- [WRITTEN TASK] Copy the lines that follow, keeping every character the same.

Extracted data entries:
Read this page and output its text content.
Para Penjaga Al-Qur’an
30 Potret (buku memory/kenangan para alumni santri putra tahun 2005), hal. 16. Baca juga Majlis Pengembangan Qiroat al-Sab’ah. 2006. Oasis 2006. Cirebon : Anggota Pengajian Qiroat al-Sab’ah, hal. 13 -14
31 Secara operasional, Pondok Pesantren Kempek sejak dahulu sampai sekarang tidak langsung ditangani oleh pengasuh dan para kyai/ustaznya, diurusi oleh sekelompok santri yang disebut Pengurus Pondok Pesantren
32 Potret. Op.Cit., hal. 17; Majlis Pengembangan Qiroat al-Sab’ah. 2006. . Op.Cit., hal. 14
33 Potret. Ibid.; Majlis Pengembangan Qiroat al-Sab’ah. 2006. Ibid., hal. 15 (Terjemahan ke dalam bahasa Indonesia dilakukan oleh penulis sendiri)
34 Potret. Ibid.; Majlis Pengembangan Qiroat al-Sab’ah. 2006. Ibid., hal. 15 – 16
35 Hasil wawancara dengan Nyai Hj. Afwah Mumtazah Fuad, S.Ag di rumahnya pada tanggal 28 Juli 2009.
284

- [REPLY TO THE TASK]
Read this page and output its text content.
Para Penjaga Al-Qur’an
30 Potret (buku memory/kenangan para alumni santri putra tahun 2005), hal. 16. Baca juga Majlis Pengembangan Qiroat al-Sab’ah. 2006. Oasis 2006. Cirebon : Anggota Pengajian Qiroat al-Sab’ah, hal. 13 -14
31 Secara operasional, Pondok Pesantren Kempek sejak dahulu sampai sekarang tidak langsung ditangani oleh pengasuh dan para kyai/ustaznya, diurusi oleh sekelompok santri yang disebut Pengurus Pondok Pesantren
32 Potret. Op.Cit., hal. 17; Majlis Pengembangan Qiroat al-Sab’ah. 2006. . Op.Cit., hal. 14
33 Potret. Ibid.; Majlis Pengembangan Qiroat al-Sab’ah. 2006. Ibid., hal. 15 (Terjemahan ke dalam bahasa Indonesia dilakukan oleh penulis sendiri)
34 Potret. Ibid.; Majlis Pengembangan Qiroat al-Sab’ah. 2006. Ibid., hal. 15 – 16
35 Hasil wawancara dengan Nyai Hj. Afwah Mumtazah Fuad, S.Ag di rumahnya pada tanggal 28 Juli 2009.
284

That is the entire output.